The task - Rewrite the paragraph beginning "The system is managed by" in the text on healthcare in Portugal as a short list that keeps its main facts.

Healthcare in Portugal is provided through three coexisting systems: the National Health Service (, SNS), special social health insurance schemes for certain professions (health subsystems) and voluntary private health insurance. The SNS provides universal coverage, although in 2012 measures were implemented to ensure the sustainability of the service by the introduction of user fees to be paid for at the end of treatments. In addition, about 25% of the population is covered by the health subsystems, 10% by private insurance schemes and another 7% by mutual funds. The Ministry of Health is responsible for developing health policy as well as managing the SNS. The Health Regulatory Entity (ERS) is the public independent entity responsible for the regulation of the activity of all the public, private and social healthcare providers.  In 2019 the government proposes to scrap all fees, which constitute about 2 percent of the NHS's budget, apart from some hospital emergencies.

Healthcare system

National Health Service (SNS)

The National Health Service (SNS) is the system by which the State assures the right to the health protection, in the terms established by the Portuguese Constitution. It was created in 1979 and operates under the supervision of the Ministry of Health.

The SNS is characterized as being national, universal, general and free. It is national as it should be provided nationwide, although presently it still only covers Continental Portugal. It is universal as all Portuguese citizens and foreign residents have access to it. It is general as it encompasses the whole range of healthcare, including the health surveillance and promotion, the disease prevention, the diagnosis and treatment of patients and the social and medical rehabilitation. It is free, as the system is publicly funded, with the health services being tendentiously free of charge for the users. However, some fees are charged, not in order to finance the system but serving mainly to moderate and filter unnecessary access to the services (e.g. to avoid that a person with a minor injury go to the hospital's emergency department instead of going to a local primary health care unit).

The system is managed by the Central Administration of the Health System (ACSS) and by the five regional health administrations (North, Center, Lisbon and Tagus Valley, Alentejo and Algarve). The ACSS is responsible for the central management of the financial, human, equipment and facility resources of the system, as well as for the establishment of health policies, plans, rules and standards. The regional health administrations are responsible for providing the healthcare services to the populations of their respective regions, as well as to execute the national health plan.

Besides being public funded, the health services provided by the SNS are mainly delivered by public health units. These include:
 Health centers groups (agrupamentos de centros de saúde, ACES) - providing mainly primary health care to the local communities. Each ACES congregates several health centers. There is at least one health center covering each municipality, each of which can have one or more extensions in its jurisdiction. The ACES include specialized units of family and personalized healthcare, community healthcare and public health;
 Hospital establishments - providing mainly secondary health care. Most hospitals are now administratively part of a hospital center (centro hospitalar), which groups and manages together several hospital units located in the same city or region. Independent hospitals and hospital centers are classified as group I (general hospitals), II (district hospitals), III (central hospitals) or IV (specialized oncologic, psychiatric or rehabilitation hospitals);
 Local health units (unidades locais de saúde, ULS) - grouping together the health centers and hospitals located in the same city or region in a single comprehensive administrative unit, which is responsible to provide both primary and secondary health care.

The SNS has also conventions with private entities to provide complementary healthcare services to its users.

Stored entries:
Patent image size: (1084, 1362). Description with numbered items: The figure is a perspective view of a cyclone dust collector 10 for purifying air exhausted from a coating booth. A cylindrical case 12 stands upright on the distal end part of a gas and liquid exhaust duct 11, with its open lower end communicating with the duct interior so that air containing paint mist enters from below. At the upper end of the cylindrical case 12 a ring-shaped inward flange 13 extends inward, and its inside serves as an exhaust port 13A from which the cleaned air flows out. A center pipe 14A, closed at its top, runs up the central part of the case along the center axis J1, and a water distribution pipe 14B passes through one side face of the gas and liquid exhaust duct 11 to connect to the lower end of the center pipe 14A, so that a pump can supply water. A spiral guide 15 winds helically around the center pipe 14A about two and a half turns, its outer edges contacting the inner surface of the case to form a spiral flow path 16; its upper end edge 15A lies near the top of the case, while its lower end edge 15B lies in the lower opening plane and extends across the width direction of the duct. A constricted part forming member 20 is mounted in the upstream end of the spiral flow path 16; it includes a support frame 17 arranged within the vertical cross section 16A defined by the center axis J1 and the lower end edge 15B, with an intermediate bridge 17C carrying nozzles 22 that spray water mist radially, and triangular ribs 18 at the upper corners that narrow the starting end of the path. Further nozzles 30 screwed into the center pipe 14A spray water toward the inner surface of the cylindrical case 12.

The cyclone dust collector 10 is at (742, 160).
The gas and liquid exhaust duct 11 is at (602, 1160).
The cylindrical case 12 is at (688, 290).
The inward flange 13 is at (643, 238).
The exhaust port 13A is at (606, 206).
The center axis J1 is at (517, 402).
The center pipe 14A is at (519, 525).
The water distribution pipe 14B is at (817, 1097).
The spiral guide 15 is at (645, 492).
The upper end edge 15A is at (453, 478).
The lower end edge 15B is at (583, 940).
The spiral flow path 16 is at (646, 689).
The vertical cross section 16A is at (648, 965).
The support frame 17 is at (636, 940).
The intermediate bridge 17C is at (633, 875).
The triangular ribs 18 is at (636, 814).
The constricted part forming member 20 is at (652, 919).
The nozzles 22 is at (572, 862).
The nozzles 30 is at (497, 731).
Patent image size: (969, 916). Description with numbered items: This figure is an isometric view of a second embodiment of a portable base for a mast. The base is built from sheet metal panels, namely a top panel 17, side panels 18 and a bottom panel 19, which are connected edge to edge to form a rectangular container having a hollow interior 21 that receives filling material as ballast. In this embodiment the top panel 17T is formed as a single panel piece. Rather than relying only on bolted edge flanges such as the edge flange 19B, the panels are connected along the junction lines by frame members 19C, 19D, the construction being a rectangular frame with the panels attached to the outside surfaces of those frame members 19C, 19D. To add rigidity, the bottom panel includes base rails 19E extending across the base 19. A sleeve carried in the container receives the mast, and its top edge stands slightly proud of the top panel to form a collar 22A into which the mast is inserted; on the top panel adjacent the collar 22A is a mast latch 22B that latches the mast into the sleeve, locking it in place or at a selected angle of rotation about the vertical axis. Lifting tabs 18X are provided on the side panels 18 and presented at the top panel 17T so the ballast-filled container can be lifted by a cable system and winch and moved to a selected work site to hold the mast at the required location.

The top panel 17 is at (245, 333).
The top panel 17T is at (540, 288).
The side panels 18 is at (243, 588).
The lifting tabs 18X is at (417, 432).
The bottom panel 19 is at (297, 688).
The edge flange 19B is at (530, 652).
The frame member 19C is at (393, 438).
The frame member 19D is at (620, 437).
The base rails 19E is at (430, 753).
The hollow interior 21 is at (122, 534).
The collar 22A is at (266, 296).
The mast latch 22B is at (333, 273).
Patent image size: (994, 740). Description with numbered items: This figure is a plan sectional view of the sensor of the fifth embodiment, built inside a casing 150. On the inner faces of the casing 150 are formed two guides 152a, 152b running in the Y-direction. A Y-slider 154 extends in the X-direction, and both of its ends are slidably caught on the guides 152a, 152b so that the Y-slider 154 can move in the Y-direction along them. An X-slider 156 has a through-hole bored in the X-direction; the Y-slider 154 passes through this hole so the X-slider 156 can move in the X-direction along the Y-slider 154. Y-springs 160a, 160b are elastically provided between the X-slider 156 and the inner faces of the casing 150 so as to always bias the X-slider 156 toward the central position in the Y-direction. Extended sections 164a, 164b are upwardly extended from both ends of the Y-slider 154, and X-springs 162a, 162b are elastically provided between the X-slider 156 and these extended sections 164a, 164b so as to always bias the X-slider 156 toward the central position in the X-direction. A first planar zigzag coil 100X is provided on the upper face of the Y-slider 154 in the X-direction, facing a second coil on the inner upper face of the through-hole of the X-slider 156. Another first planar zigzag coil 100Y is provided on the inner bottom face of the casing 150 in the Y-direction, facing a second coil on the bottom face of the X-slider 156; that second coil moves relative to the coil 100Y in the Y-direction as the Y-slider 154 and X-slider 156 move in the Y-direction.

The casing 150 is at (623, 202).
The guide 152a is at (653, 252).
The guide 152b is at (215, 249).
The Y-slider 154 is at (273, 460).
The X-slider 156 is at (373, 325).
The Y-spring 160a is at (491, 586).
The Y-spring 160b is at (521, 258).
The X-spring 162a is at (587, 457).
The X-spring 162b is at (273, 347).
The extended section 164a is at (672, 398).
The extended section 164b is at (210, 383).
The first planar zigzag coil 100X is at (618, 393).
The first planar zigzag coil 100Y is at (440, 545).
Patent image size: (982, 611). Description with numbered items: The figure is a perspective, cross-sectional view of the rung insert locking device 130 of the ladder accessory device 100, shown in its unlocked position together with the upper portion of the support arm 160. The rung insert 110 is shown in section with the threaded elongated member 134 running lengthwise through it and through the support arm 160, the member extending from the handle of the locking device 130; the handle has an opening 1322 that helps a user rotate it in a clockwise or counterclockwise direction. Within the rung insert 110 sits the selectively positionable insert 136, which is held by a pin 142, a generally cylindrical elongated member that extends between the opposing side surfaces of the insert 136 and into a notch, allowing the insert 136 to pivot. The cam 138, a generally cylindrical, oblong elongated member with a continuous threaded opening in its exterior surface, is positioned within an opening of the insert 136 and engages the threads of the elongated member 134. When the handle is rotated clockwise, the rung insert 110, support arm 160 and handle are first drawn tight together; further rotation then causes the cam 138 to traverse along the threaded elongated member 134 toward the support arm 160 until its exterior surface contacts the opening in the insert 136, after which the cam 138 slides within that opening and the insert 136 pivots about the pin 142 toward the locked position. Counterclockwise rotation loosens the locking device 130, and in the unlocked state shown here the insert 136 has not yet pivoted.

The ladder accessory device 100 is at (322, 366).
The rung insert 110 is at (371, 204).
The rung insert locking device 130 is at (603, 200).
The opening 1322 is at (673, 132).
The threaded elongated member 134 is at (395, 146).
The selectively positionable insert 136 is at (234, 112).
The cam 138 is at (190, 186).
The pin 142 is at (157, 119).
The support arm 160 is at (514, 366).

Result -
- The SNS is managed by the Central Administration of the Health System (ACSS) and five regional health administrations: North, Center, Lisbon and Tagus Valley, Alentejo, and Algarve.
- The ACSS centrally manages the system's financial, human, equipment and facility resources and sets health policies, plans, rules and standards.
- The regional health administrations provide healthcare services to the people of their regions and carry out the national health plan.